> **Quelle**
^^^^
Maria Böhmer: Mit Pizza und Gyros lässt sich die Integrationsfrage nicht bewältigen. Man darf nicht vergessen, dass lange Zeit sowohl die Deutschen als auch so genannte Gastarbeiter davon ausgingen, dass diese nach einiger Zeit wieder in ihre Heimat zurück-kehren.
Das Parlament: Aber das galt doch nicht mehr für die 90er-Jahre. Da war doch klar, dass die Gastarbeiter in Deutschland bleiben würden.
Maria Böhmer: Es hat lange gedauert, bis man wirklich realisiert hat, dass die Migranten bleiben werden. Und noch länger hat es gedauert, bis die Politik dieser Einsicht Taten hat folgen lassen. Der Traum von Multikulti, dem vor allem die Grünen nachgehangen haben, ist zerplatzt. Andererseits hat auch die CDU lange gebraucht anzuerkennen, dass Deutschland ein Einwanderungsland ist. Diese Erkenntnis ist aber Voraussetzung, um Integrationspolitikpolitik aktiv betreiben zu können. Unser Grundsatz heißt fördern und fordern. Eine entscheidende Weichenstellung ist, dass wir nicht mehr über Migranten reden, sondern mit ihnen. Migranten müssen sich nun selbst einbringen und auch Verantwortung übernehmen. Und sie wollen das auch!
^^^^
> **Gesammeltes Material**
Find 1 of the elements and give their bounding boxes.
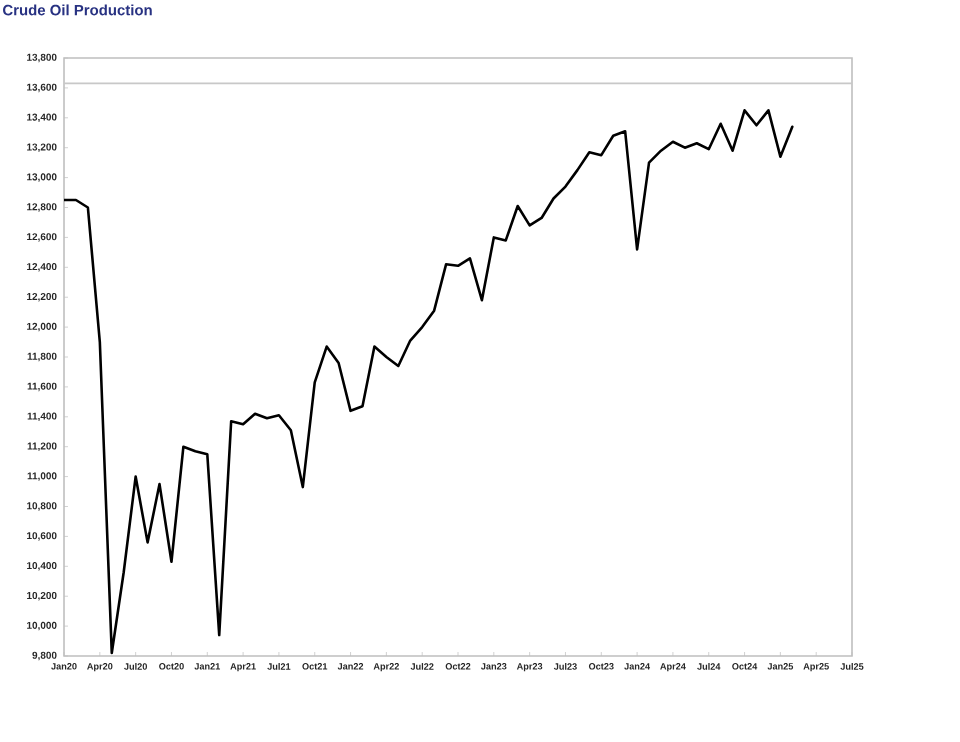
line-series — [64, 109, 794, 655]
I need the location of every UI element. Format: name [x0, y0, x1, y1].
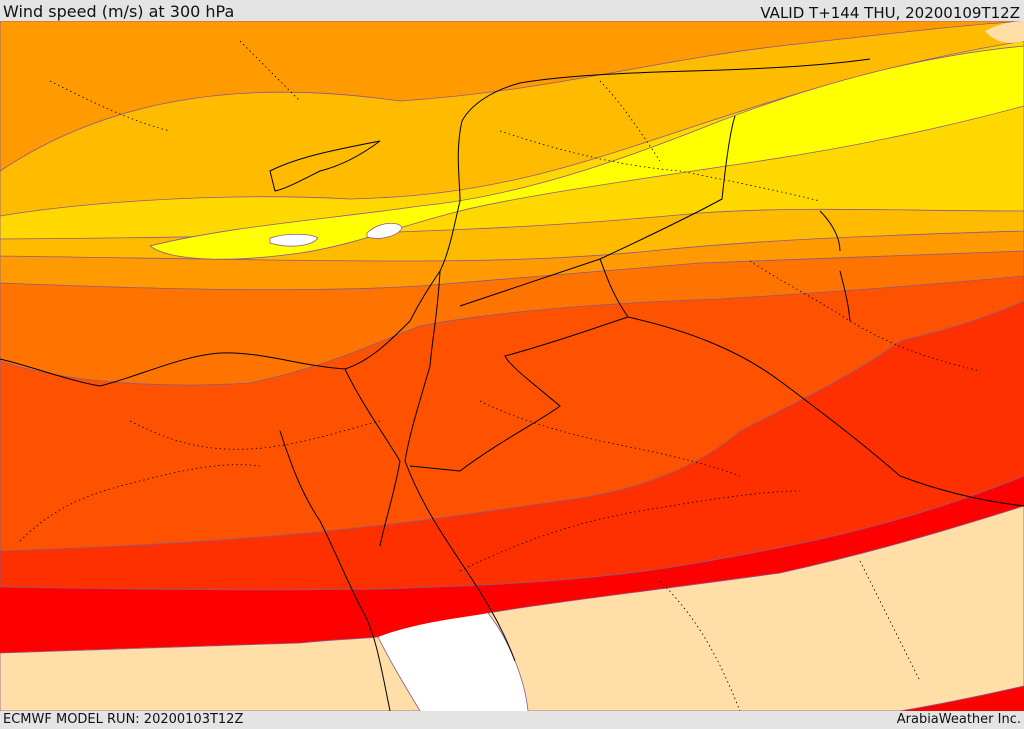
^^^^
> **Aufgabenstellung**
(1) Welchen Grundsatz nennt Maria Böhmer in der Quelle für die Integrationspolitik?
(2) Fassen Sie den Absatz der Quelle, der mit „Es hat lange gedauert“ beginnt, in höchstens drei Sätzen zusammen.

> **Lösungsübersicht**
(1) Fördern und fordern.

(2) Erst spät wurde erkannt, dass die Migranten bleiben werden, und noch später folgten politische Taten. Der vor allem von den Grünen gehegte Traum von Multikulti ist zerplatzt, doch auch die CDU erkannte lange nicht an, dass Deutschland ein Einwanderungsland ist, obwohl diese Erkenntnis Voraussetzung für eine aktive Integrationspolitik ist. Nach dem Grundsatz „fördern und fordern“ wird nun mit den Migranten statt über sie geredet, und sie sollen sich selbst einbringen und Verantwortung übernehmen, was sie auch wollen.